==== Текст

Во время этой поездки Бухарин хотел побывать на Памире, в горах,
"равных которым нет во всем мире", -- там, где сходятся границы Советского
Союза, Китая, Индии и Афганистана. Его настойчиво убеждали не ездить туда,
пугая размытыми дорогами, неподходящим временем года, шайками рыскавших там
басмачей. Пытались доказать, что там вообще "нет ничего интересного". "Меня
это только подстрекало, -- говорил Бухарин. -- Я всегда любил не отмеченные
на карте горные тропинки, как в науке предпочитаю ломать голову над еще
нерешенными проблемами..."
Наконец, он своего добился. Ему дали гида, офицера-пограничника,
который хорошо знал край и выделялся своей выносливостью и храбростью. "Вы
должны были его видеть: о нем и о его собаке-друге Волке у нас сделали
фильм, который показывали и в Париже". Я действительно видел этот фильм, --
от которого запомнился и пограничник, и его Волк, и особенно горы .. .
"В течение многих дней -- говорил Бухарин, -- мы скитались в горах,
выбирая наименее доступные места. Волк неизменно бежал впереди, держал себя
с исключительным достоинством, которого я до него никогда не видел у собаки
... Как-то


мы подъехали к развилке тропинок. Гид был немного впереди. "Эта дорога,
-- сказал он, -- несколько короче, но ехать по ней сейчас равносильно
самоубийству: дождями ее размыло, в ряде мест там были обвалы... Даже горный
козел теперь по ней не пройдет!" -- и он взял другую тропинку, "длиннее, но
вернее". А я, -- продолжал Бухарин, -- мою лошадь направил по той, что
короче... Мой спутник мне что-то кричал, но я был уже далеко ... Когда наши
тропинки потом снова сошлись, мой гид меня уже поджидал. Было видно, что мое
появление его обрадовало, но все же он выглядел даже более злым, чем его
Волк... "Счастлив ваш бог, -- бросил он, -- но прошу вас, Николай Иванович,
не выкидывать больше со мною таких штучек. Предупреждаю, я могу позабыть,
что Вы член ЦК!" -- "Но я только хотел посмотреть, как выглядит эта более
короткая дорога" -- "Не тратьте времени на пустые разговоры -- мы и так его
много потеряли!" Он был, конечно, прав: дорога была действительно совсем
невозможной, но конь оказался на высоте: пограничник посадил меня на своего
собственного коня, который умел проходить там, где не проходили и горные
козлы".
Бухарин вообще много рассказывал об этом гиде, который явно был очень
колоритной фигурой. Он был, конечно, коммунистом, но человеком с независимой
житейской философией, с большим личным достоинством и с высоко развитым
чувством социальной ответственности. По отзывам Бухарина было ясно, что он
видел в нем не только случайного спутника, хорошо знакомого с горными
тропами, но и представителя нового поколения, который вырос и сложился уже
целиком при советской власти, и был особенно близок Бухарину. . .
В рассказах об этой поездке Бухарин не скрывал, что был тогда в очень
мрачных настроениях. Мысль о самоубийстве явно все время вставала перед ним,
но он отгонял ее: это было бы признанием поражения, а он считал себя правым.

========
==== Выдержка из данных

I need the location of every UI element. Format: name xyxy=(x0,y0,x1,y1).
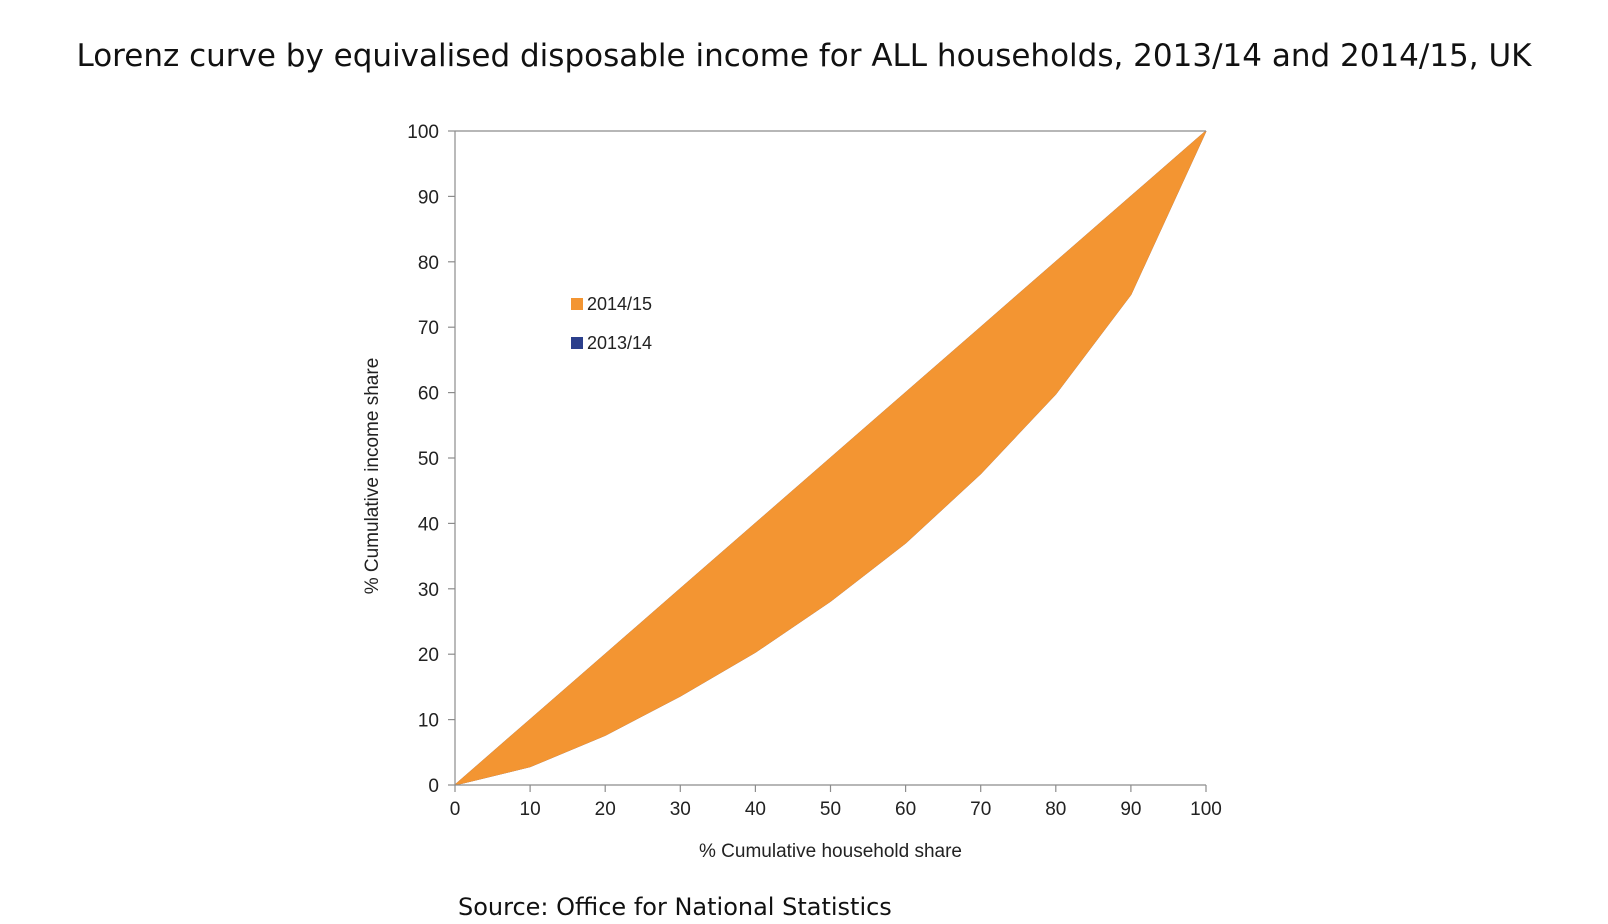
x-tick-label: 30 xyxy=(670,799,691,820)
legend-label: 2013/14 xyxy=(587,333,652,353)
legend-swatch xyxy=(571,337,583,349)
legend-swatch xyxy=(571,298,583,310)
x-axis-label: % Cumulative household share xyxy=(699,841,962,862)
y-tick-label: 80 xyxy=(418,253,439,274)
page-title: Lorenz curve by equivalised disposable i… xyxy=(76,38,1532,74)
x-tick-label: 60 xyxy=(895,799,916,820)
y-tick-label: 60 xyxy=(418,384,439,405)
x-tick-label: 0 xyxy=(450,799,461,820)
legend-label: 2014/15 xyxy=(587,294,652,314)
y-tick-label: 0 xyxy=(428,776,439,797)
area-series-2014-15 xyxy=(454,130,1207,786)
y-tick-label: 70 xyxy=(418,318,439,339)
x-tick-label: 100 xyxy=(1190,799,1222,820)
y-tick-label: 20 xyxy=(418,645,439,666)
y-tick-label: 100 xyxy=(407,122,439,143)
x-tick-label: 90 xyxy=(1120,799,1141,820)
x-tick-label: 70 xyxy=(970,799,991,820)
y-axis-label: % Cumulative income share xyxy=(362,358,383,595)
x-tick-label: 20 xyxy=(595,799,616,820)
plot-area: 0 10 20 30 40 50 60 70 80 90 100 0 10 20 30 40 50 60 70 80 9… xyxy=(407,122,1222,820)
source-note: Source: Office for National Statistics xyxy=(458,893,892,921)
y-tick-label: 30 xyxy=(418,580,439,601)
legend: 2014/15 2013/14 xyxy=(571,294,652,353)
x-tick-label: 50 xyxy=(820,799,841,820)
x-tick-label: 10 xyxy=(520,799,541,820)
y-tick-label: 50 xyxy=(418,449,439,470)
y-tick-label: 40 xyxy=(418,514,439,535)
x-tick-label: 40 xyxy=(745,799,766,820)
y-tick-label: 90 xyxy=(418,187,439,208)
y-tick-label: 10 xyxy=(418,711,439,732)
x-tick-label: 80 xyxy=(1045,799,1066,820)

========

# [Набор заданий]
[a] Ответьте по тексту о поездке Бухарина на Памир:
(i) Чем пугали Бухарина, отговаривая его от поездки?
(ii) Как звали собаку гида?
(iii) На чьем коне Бухарин проехал по короткой дороге?
[b] Воспроизведите, пожалуйста, без изменений часть текста о поездке Бухарина на Памир, начиная со слов «Наконец, он своего» и заканчивая словами «особенно горы .. .».

# [Итоговые ответы]
[a]
(i) Размытыми дорогами, неподходящим временем года и шайками басмачей.
(ii) Волк.
(iii) На собственном коне пограничника.

[b]
Наконец, он своего добился. Ему дали гида, офицера-пограничника,
который хорошо знал край и выделялся своей выносливостью и храбростью. "Вы
должны были его видеть: о нем и о его собаке-друге Волке у нас сделали
фильм, который показывали и в Париже". Я действительно видел этот фильм, --
от которого запомнился и пограничник, и его Волк, и особенно горы .. .